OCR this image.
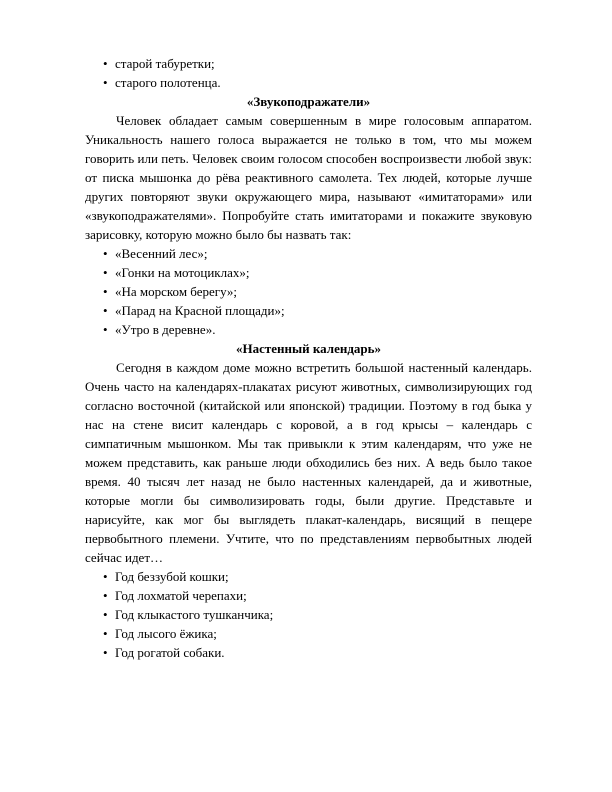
• старой табуретки;

• старого полотенца.

«Звукоподражатели»

Человек обладает самым совершенным в мире голосовым аппаратом. Уникальность нашего голоса выражается не только в том, что мы можем говорить или петь. Человек своим голосом способен воспроизвести любой звук: от писка мышонка до рёва реактивного самолета. Тех людей, которые лучше других повторяют звуки окружающего мира, называют «имитаторами» или «звукоподражателями». Попробуйте стать имитаторами и покажите звуковую зарисовку, которую можно было бы назвать так:

• «Весенний лес»;

• «Гонки на мотоциклах»;

• «На морском берегу»;

• «Парад на Красной площади»;

• «Утро в деревне».

«Настенный календарь»

Сегодня в каждом доме можно встретить большой настенный календарь. Очень часто на календарях-плакатах рисуют животных, символизирующих год согласно восточной (китайской или японской) традиции. Поэтому в год быка у нас на стене висит календарь с коровой, а в год крысы – календарь с симпатичным мышонком. Мы так привыкли к этим календарям, что уже не можем представить, как раньше люди обходились без них. А ведь было такое время. 40 тысяч лет назад не было настенных календарей, да и животные, которые могли бы символизировать годы, были другие. Представьте и нарисуйте, как мог бы выглядеть плакат-календарь, висящий в пещере первобытного племени. Учтите, что по представлениям первобытных людей сейчас идет…

• Год беззубой кошки;

• Год лохматой черепахи;

• Год клыкастого тушканчика;

• Год лысого ёжика;

• Год рогатой собаки.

┄┄┄┄┄┄

> _Set exercise_: Copy the material above exactly and drop the pictures.

> _Final answer_:
OCR this image.
• старой табуретки;

• старого полотенца.

«Звукоподражатели»

Человек обладает самым совершенным в мире голосовым аппаратом. Уникальность нашего голоса выражается не только в том, что мы можем говорить или петь. Человек своим голосом способен воспроизвести любой звук: от писка мышонка до рёва реактивного самолета. Тех людей, которые лучше других повторяют звуки окружающего мира, называют «имитаторами» или «звукоподражателями». Попробуйте стать имитаторами и покажите звуковую зарисовку, которую можно было бы назвать так:

• «Весенний лес»;

• «Гонки на мотоциклах»;

• «На морском берегу»;

• «Парад на Красной площади»;

• «Утро в деревне».

«Настенный календарь»

Сегодня в каждом доме можно встретить большой настенный календарь. Очень часто на календарях-плакатах рисуют животных, символизирующих год согласно восточной (китайской или японской) традиции. Поэтому в год быка у нас на стене висит календарь с коровой, а в год крысы – календарь с симпатичным мышонком. Мы так привыкли к этим календарям, что уже не можем представить, как раньше люди обходились без них. А ведь было такое время. 40 тысяч лет назад не было настенных календарей, да и животные, которые могли бы символизировать годы, были другие. Представьте и нарисуйте, как мог бы выглядеть плакат-календарь, висящий в пещере первобытного племени. Учтите, что по представлениям первобытных людей сейчас идет…

• Год беззубой кошки;

• Год лохматой черепахи;

• Год клыкастого тушканчика;

• Год лысого ёжика;

• Год рогатой собаки.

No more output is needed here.